**INSTRUCTIONS TO FOLLOW:** Scan the material below for the string "right", and copy every line where it shows up.

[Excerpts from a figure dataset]
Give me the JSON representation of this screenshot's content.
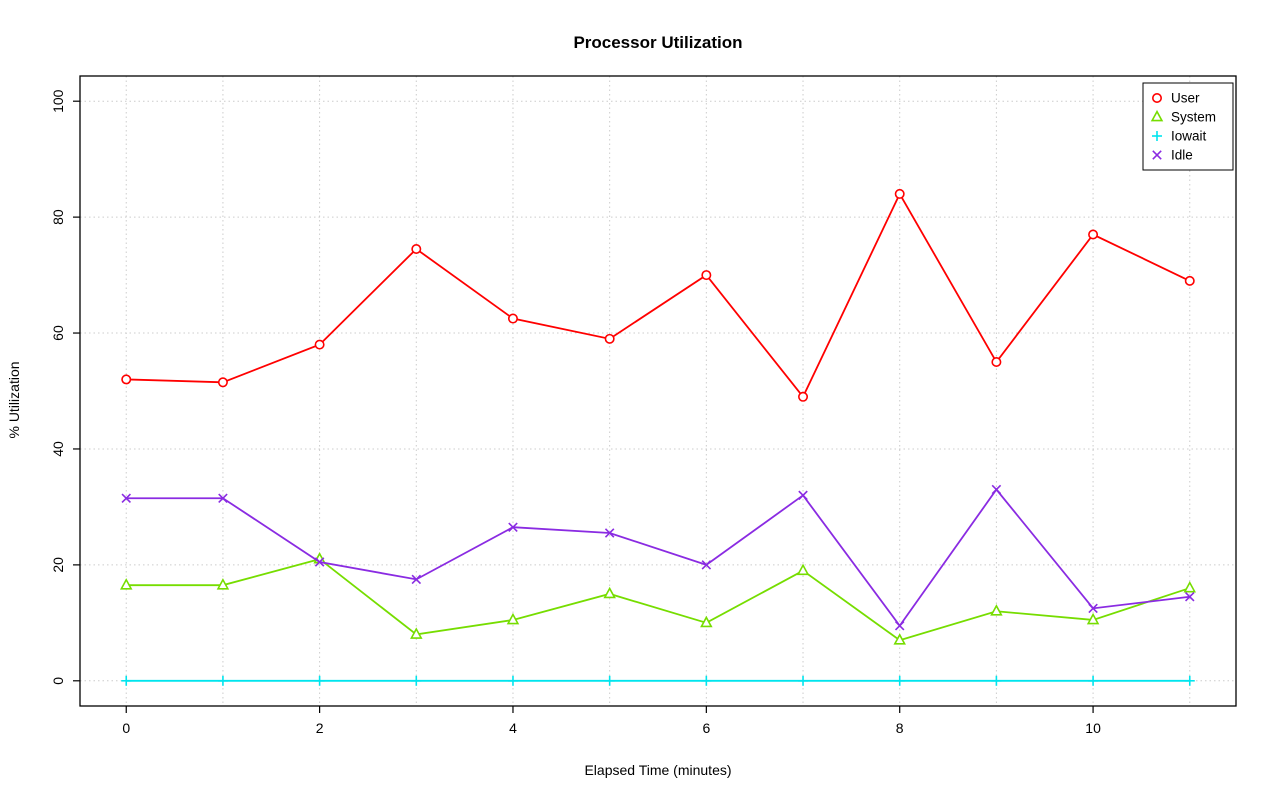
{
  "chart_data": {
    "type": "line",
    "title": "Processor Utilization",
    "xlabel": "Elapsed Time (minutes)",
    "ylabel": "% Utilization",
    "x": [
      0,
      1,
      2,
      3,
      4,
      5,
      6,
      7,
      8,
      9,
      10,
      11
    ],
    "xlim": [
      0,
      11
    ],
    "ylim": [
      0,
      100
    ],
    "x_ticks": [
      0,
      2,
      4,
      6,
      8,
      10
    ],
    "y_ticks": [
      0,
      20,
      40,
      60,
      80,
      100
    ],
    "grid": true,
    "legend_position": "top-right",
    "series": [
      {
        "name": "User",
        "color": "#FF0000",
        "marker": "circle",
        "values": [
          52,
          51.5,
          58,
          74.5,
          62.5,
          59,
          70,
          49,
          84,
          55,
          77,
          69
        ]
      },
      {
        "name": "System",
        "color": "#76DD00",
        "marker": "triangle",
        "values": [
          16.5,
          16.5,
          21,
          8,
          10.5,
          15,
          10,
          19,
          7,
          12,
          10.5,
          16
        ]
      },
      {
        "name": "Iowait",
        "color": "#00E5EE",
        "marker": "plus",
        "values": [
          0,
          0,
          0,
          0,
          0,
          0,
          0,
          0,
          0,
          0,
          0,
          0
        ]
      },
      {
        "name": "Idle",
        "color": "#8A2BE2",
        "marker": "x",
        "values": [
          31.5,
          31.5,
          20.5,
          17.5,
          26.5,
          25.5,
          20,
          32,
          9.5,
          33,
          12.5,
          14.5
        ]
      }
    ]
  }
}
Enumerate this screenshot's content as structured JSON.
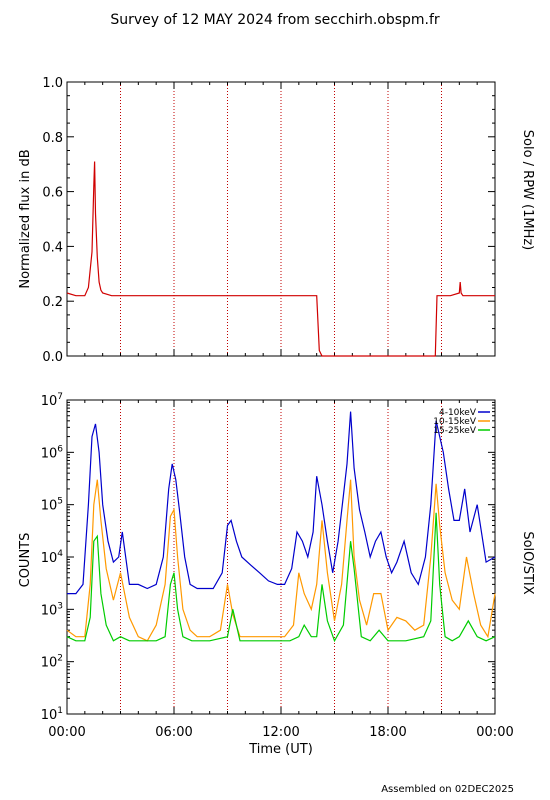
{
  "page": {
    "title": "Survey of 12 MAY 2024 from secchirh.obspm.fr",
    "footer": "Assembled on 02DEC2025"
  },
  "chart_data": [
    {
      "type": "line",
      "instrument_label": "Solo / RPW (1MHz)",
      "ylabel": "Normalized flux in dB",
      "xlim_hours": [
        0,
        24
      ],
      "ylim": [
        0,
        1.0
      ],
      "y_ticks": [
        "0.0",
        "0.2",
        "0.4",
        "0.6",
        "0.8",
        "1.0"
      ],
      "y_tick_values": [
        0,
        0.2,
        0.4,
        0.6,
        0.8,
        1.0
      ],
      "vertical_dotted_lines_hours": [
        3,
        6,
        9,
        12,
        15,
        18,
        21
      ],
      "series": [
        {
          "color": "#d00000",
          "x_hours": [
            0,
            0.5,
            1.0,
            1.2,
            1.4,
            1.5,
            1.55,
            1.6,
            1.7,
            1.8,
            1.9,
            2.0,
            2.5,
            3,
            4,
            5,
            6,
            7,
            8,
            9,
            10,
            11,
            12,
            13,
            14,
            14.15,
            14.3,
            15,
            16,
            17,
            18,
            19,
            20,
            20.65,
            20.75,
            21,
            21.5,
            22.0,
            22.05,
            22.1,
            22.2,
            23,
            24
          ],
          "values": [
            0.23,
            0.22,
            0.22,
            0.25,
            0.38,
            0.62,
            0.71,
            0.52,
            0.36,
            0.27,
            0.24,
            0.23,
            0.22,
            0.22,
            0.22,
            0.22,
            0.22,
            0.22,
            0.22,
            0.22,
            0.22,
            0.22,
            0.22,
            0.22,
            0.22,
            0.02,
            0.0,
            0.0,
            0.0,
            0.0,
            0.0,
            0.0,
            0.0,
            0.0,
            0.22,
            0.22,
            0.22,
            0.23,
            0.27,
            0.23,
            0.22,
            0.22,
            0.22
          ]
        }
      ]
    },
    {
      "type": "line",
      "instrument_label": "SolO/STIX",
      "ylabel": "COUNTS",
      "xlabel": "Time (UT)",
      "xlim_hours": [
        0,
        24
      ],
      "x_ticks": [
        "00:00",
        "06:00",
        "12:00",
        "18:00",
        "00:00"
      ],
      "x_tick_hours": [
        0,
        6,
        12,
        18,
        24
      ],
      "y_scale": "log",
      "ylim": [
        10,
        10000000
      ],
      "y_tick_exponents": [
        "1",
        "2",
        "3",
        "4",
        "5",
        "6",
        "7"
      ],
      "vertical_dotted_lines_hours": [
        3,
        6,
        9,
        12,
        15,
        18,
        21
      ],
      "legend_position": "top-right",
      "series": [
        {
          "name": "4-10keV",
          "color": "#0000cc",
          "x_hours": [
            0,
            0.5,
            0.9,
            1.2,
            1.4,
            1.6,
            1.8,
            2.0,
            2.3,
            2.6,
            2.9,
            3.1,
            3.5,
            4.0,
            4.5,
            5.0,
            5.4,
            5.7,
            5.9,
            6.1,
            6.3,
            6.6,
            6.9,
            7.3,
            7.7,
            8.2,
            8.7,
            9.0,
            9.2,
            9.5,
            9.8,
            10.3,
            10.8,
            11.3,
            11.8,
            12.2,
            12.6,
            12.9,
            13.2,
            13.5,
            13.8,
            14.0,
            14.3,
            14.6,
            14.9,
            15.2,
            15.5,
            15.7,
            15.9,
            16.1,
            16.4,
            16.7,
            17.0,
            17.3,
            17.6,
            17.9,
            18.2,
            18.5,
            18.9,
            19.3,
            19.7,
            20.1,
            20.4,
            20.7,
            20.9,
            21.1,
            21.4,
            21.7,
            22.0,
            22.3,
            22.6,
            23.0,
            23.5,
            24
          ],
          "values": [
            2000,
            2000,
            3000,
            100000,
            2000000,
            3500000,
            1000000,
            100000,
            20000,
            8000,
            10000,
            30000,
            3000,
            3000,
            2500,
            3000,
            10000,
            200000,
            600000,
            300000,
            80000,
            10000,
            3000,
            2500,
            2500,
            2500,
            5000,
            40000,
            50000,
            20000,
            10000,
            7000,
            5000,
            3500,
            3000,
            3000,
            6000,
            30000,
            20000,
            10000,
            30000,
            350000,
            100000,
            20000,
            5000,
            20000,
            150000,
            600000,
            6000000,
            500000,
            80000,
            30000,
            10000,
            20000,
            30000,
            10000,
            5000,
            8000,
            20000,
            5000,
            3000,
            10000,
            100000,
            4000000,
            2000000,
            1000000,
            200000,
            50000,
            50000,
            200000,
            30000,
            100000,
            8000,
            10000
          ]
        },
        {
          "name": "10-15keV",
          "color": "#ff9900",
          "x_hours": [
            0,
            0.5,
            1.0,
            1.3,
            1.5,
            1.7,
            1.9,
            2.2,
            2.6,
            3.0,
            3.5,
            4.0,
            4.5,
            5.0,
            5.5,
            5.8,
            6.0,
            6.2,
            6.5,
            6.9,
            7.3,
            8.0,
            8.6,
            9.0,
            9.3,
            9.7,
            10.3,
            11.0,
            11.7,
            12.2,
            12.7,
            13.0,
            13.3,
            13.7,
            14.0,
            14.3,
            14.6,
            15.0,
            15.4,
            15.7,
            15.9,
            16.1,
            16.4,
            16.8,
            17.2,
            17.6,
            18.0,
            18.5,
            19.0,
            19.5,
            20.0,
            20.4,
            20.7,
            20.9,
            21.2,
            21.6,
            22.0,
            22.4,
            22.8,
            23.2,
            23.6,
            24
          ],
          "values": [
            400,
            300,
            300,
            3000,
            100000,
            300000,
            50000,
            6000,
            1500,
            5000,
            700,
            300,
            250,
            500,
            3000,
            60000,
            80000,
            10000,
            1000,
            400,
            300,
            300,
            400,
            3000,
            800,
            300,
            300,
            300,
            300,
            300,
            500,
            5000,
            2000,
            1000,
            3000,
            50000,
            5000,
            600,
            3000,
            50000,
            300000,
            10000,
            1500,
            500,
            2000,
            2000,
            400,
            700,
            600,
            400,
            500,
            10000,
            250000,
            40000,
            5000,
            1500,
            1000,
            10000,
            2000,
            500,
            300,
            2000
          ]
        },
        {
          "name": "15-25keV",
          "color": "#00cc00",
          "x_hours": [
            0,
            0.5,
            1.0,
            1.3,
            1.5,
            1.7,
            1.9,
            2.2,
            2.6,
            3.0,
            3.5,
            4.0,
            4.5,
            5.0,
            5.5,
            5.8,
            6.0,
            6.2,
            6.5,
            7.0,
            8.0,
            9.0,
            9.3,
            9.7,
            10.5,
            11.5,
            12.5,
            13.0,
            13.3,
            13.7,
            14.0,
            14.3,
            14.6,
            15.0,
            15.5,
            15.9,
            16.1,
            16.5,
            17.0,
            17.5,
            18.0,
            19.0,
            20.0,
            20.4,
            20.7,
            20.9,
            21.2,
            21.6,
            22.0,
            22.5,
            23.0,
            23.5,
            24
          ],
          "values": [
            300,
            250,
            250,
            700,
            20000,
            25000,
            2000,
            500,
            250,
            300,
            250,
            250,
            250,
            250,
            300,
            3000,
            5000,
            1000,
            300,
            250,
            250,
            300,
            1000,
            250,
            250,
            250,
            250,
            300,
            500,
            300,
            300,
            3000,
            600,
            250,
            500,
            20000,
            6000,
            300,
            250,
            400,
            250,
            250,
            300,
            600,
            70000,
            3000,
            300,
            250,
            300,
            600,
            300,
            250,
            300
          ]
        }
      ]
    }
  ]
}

**OUTPUT FOR THIS EXERCISE:**
    "legend_position": "top-right",
      "legend_position": "top-right",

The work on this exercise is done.